STORED ROWS.

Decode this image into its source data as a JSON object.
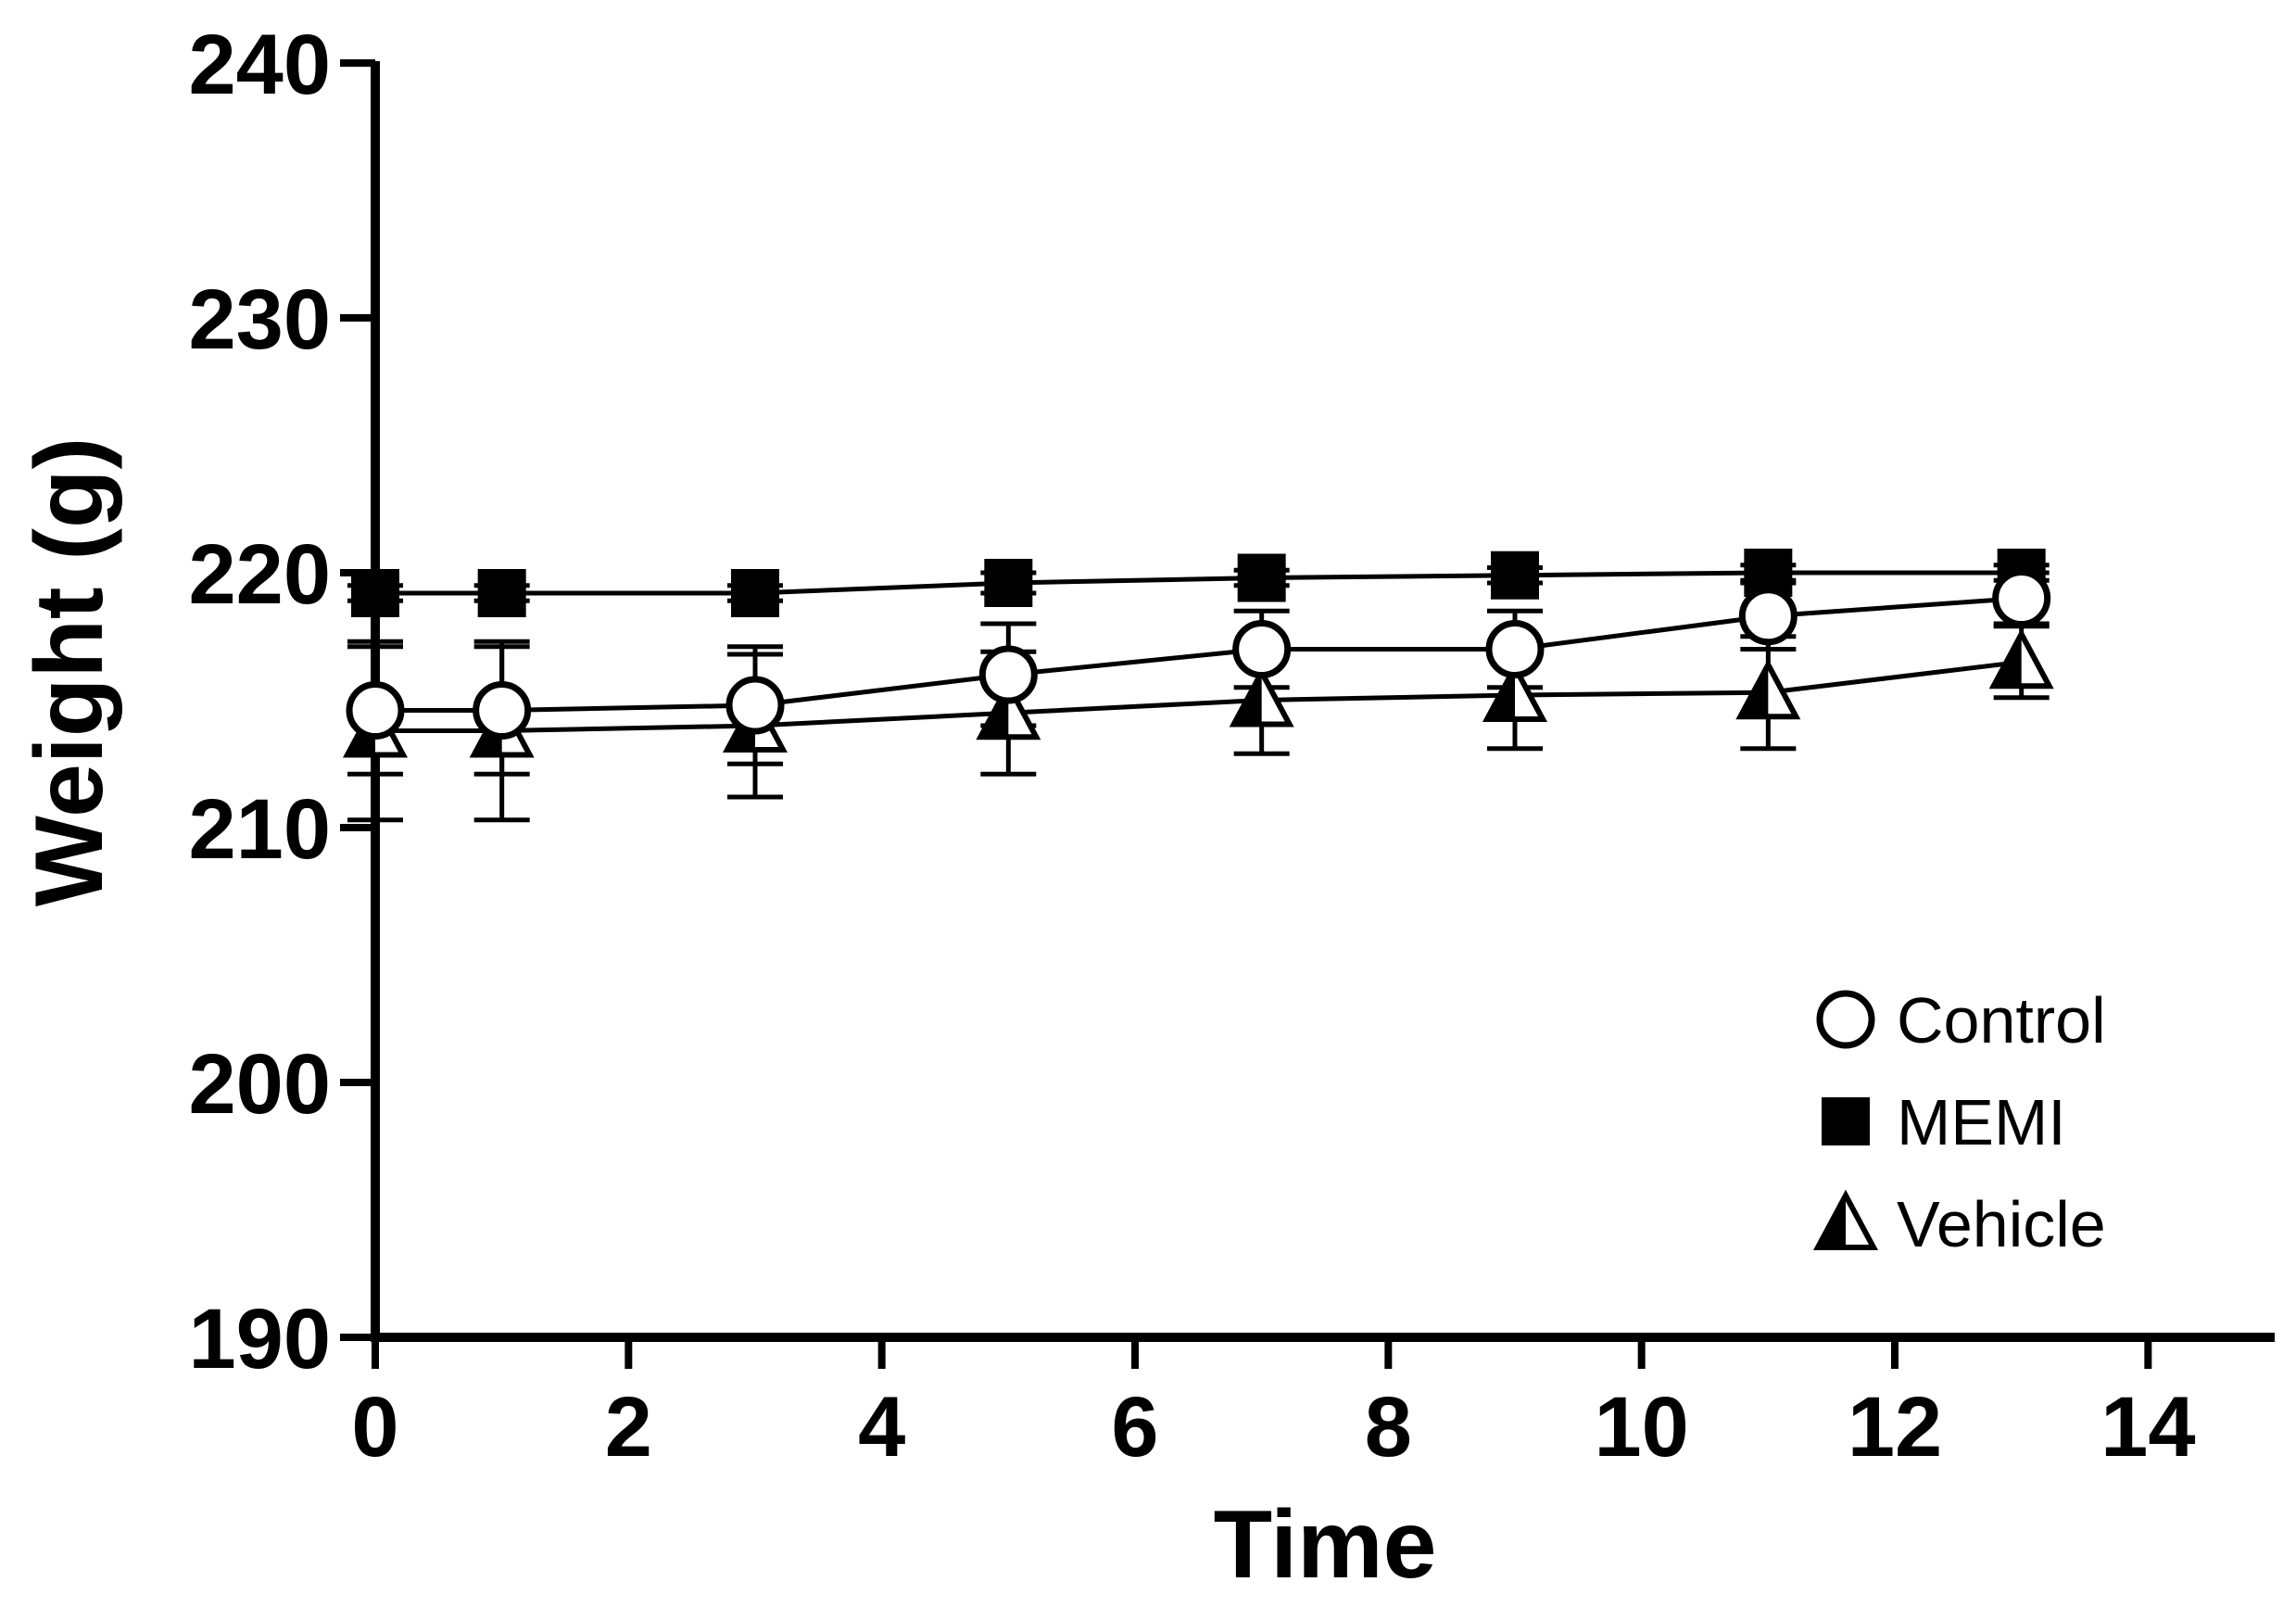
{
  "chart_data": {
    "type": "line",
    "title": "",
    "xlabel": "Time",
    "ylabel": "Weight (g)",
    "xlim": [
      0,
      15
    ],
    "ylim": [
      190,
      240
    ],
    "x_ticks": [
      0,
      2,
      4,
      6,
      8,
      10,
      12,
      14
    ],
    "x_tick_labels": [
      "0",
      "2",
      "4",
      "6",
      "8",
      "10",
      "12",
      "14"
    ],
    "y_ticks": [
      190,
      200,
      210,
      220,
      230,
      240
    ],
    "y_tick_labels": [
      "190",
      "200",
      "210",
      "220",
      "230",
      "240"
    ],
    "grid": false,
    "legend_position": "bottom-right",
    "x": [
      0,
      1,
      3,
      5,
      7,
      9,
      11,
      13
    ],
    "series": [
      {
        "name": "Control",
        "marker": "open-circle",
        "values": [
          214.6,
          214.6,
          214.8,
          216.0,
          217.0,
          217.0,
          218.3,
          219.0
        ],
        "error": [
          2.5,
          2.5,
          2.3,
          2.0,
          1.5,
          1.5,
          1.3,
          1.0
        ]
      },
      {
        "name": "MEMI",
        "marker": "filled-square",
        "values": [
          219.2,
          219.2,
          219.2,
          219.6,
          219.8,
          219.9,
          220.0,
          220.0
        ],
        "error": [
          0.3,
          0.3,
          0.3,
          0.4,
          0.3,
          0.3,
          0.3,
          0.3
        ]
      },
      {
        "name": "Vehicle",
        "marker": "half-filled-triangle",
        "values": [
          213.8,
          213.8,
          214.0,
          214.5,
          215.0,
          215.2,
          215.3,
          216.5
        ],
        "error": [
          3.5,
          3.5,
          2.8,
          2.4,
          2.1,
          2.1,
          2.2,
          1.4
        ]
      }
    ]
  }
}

STATED TASK. Reproduce each line of the records exactly, and omit every picture.

EXERCISE ANSWER.
Decode this image into its source data as a JSON object.
{
  "chart_data": {
    "type": "line",
    "title": "",
    "xlabel": "Time",
    "ylabel": "Weight (g)",
    "xlim": [
      0,
      15
    ],
    "ylim": [
      190,
      240
    ],
    "x_ticks": [
      0,
      2,
      4,
      6,
      8,
      10,
      12,
      14
    ],
    "x_tick_labels": [
      "0",
      "2",
      "4",
      "6",
      "8",
      "10",
      "12",
      "14"
    ],
    "y_ticks": [
      190,
      200,
      210,
      220,
      230,
      240
    ],
    "y_tick_labels": [
      "190",
      "200",
      "210",
      "220",
      "230",
      "240"
    ],
    "grid": false,
    "legend_position": "bottom-right",
    "x": [
      0,
      1,
      3,
      5,
      7,
      9,
      11,
      13
    ],
    "series": [
      {
        "name": "Control",
        "marker": "open-circle",
        "values": [
          214.6,
          214.6,
          214.8,
          216.0,
          217.0,
          217.0,
          218.3,
          219.0
        ],
        "error": [
          2.5,
          2.5,
          2.3,
          2.0,
          1.5,
          1.5,
          1.3,
          1.0
        ]
      },
      {
        "name": "MEMI",
        "marker": "filled-square",
        "values": [
          219.2,
          219.2,
          219.2,
          219.6,
          219.8,
          219.9,
          220.0,
          220.0
        ],
        "error": [
          0.3,
          0.3,
          0.3,
          0.4,
          0.3,
          0.3,
          0.3,
          0.3
        ]
      },
      {
        "name": "Vehicle",
        "marker": "half-filled-triangle",
        "values": [
          213.8,
          213.8,
          214.0,
          214.5,
          215.0,
          215.2,
          215.3,
          216.5
        ],
        "error": [
          3.5,
          3.5,
          2.8,
          2.4,
          2.1,
          2.1,
          2.2,
          1.4
        ]
      }
    ]
  }
}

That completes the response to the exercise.